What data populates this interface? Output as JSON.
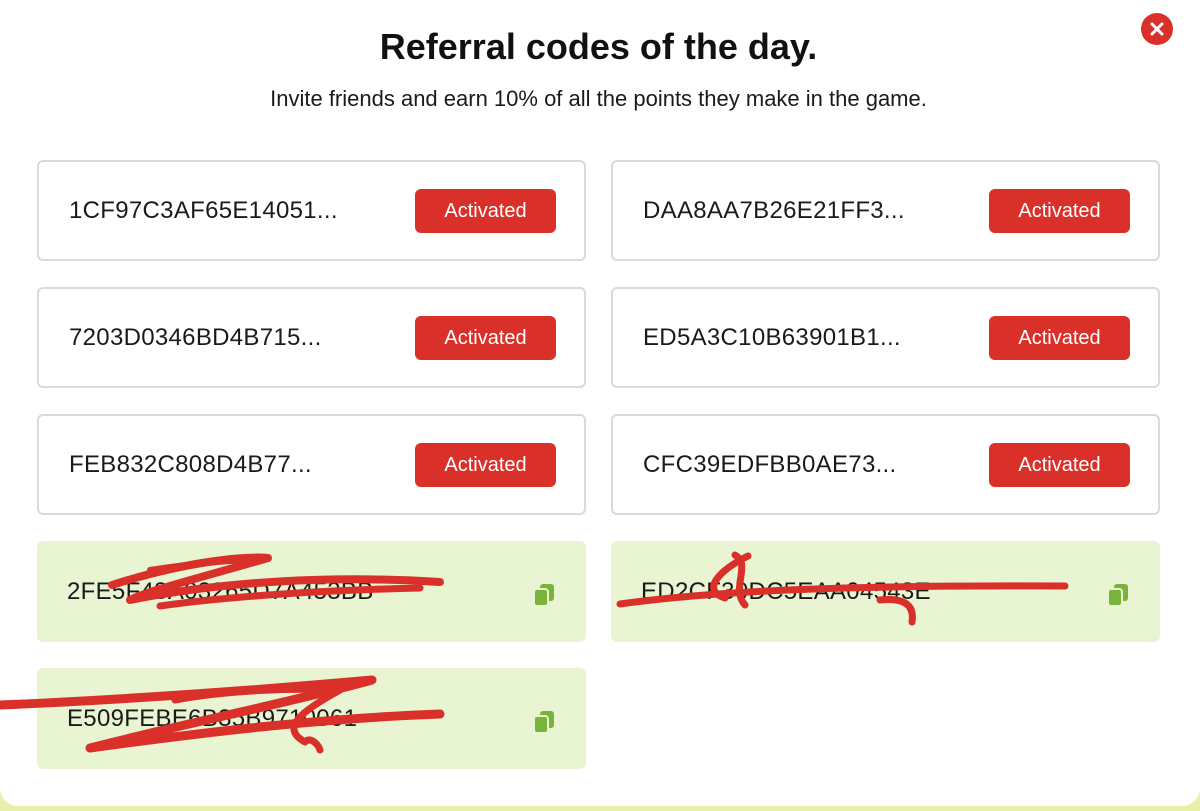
{
  "dialog": {
    "title": "Referral codes of the day.",
    "subtitle": "Invite friends and earn 10% of all the points they make in the game.",
    "close_icon": "close-icon"
  },
  "codes": [
    {
      "code": "1CF97C3AF65E14051...",
      "status": "Activated"
    },
    {
      "code": "DAA8AA7B26E21FF3...",
      "status": "Activated"
    },
    {
      "code": "7203D0346BD4B715...",
      "status": "Activated"
    },
    {
      "code": "ED5A3C10B63901B1...",
      "status": "Activated"
    },
    {
      "code": "FEB832C808D4B77...",
      "status": "Activated"
    },
    {
      "code": "CFC39EDFBB0AE73...",
      "status": "Activated"
    },
    {
      "code": "2FE5F43A03265D7A453BB",
      "icon": "copy-icon"
    },
    {
      "code": "ED2CF30DC5EAA04543E",
      "icon": "copy-icon"
    },
    {
      "code": "E509FEBE6B35B9710061",
      "icon": "copy-icon"
    }
  ],
  "colors": {
    "accent_red": "#d9302a",
    "available_bg": "#e8f4d2",
    "copy_icon": "#7ab33a",
    "scribble": "#d9302a"
  }
}
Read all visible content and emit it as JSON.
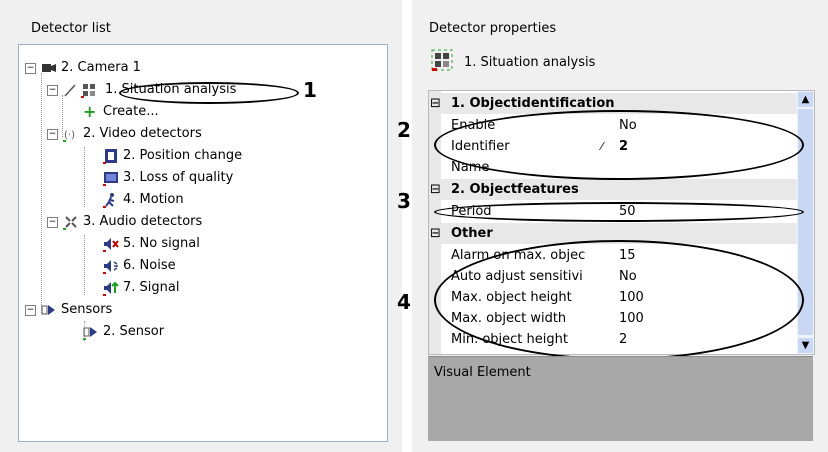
{
  "left_panel": {
    "title": "Detector list",
    "tree": {
      "camera": "2. Camera 1",
      "situation": "1. Situation analysis",
      "create": "Create...",
      "video_group": "2. Video detectors",
      "position_change": "2. Position change",
      "loss_quality": "3. Loss of quality",
      "motion": "4. Motion",
      "audio_group": "3. Audio detectors",
      "no_signal": "5. No signal",
      "noise": "6. Noise",
      "signal": "7. Signal",
      "sensors": "Sensors",
      "sensor": "2. Sensor"
    }
  },
  "right_panel": {
    "title": "Detector properties",
    "selected": "1. Situation analysis",
    "sections": {
      "s1": "1. Objectidentification",
      "s2": "2. Objectfeatures",
      "s3": "Other"
    },
    "props": {
      "enable": {
        "name": "Enable",
        "value": "No"
      },
      "identifier": {
        "name": "Identifier",
        "value": "2"
      },
      "name": {
        "name": "Name",
        "value": ""
      },
      "period": {
        "name": "Period",
        "value": "50"
      },
      "alarm": {
        "name": "Alarm on max. objec",
        "value": "15"
      },
      "autoadj": {
        "name": "Auto adjust sensitivi",
        "value": "No"
      },
      "maxh": {
        "name": "Max. object height",
        "value": "100"
      },
      "maxw": {
        "name": "Max. object width",
        "value": "100"
      },
      "minh": {
        "name": "Min. object height",
        "value": "2"
      }
    },
    "visual_element": "Visual Element"
  },
  "callouts": {
    "c1": "1",
    "c2": "2",
    "c3": "3",
    "c4": "4"
  },
  "colors": {
    "panel": "#f0f0f0",
    "tree_border": "#9aaec8",
    "section": "#e8e8e8",
    "visual": "#a8a8a8",
    "scroll": "#c8d8f4"
  }
}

▬▬▬▬▬▬▬▬▬▬

Instruction - Output the line containing "Read all visible content and emit it as JSON." along with every line after it to the end of the material, exactly as written, but without pictures.

Response to this task -
Read all visible content and emit it as JSON.
{
  "left_panel": {
    "title": "Detector list",
    "tree": {
      "camera": "2. Camera 1",
      "situation": "1. Situation analysis",
      "create": "Create...",
      "video_group": "2. Video detectors",
      "position_change": "2. Position change",
      "loss_quality": "3. Loss of quality",
      "motion": "4. Motion",
      "audio_group": "3. Audio detectors",
      "no_signal": "5. No signal",
      "noise": "6. Noise",
      "signal": "7. Signal",
      "sensors": "Sensors",
      "sensor": "2. Sensor"
    }
  },
  "right_panel": {
    "title": "Detector properties",
    "selected": "1. Situation analysis",
    "sections": {
      "s1": "1. Objectidentification",
      "s2": "2. Objectfeatures",
      "s3": "Other"
    },
    "props": {
      "enable": {
        "name": "Enable",
        "value": "No"
      },
      "identifier": {
        "name": "Identifier",
        "value": "2"
      },
      "name": {
        "name": "Name",
        "value": ""
      },
      "period": {
        "name": "Period",
        "value": "50"
      },
      "alarm": {
        "name": "Alarm on max. objec",
        "value": "15"
      },
      "autoadj": {
        "name": "Auto adjust sensitivi",
        "value": "No"
      },
      "maxh": {
        "name": "Max. object height",
        "value": "100"
      },
      "maxw": {
        "name": "Max. object width",
        "value": "100"
      },
      "minh": {
        "name": "Min. object height",
        "value": "2"
      }
    },
    "visual_element": "Visual Element"
  },
  "callouts": {
    "c1": "1",
    "c2": "2",
    "c3": "3",
    "c4": "4"
  },
  "colors": {
    "panel": "#f0f0f0",
    "tree_border": "#9aaec8",
    "section": "#e8e8e8",
    "visual": "#a8a8a8",
    "scroll": "#c8d8f4"
  }
}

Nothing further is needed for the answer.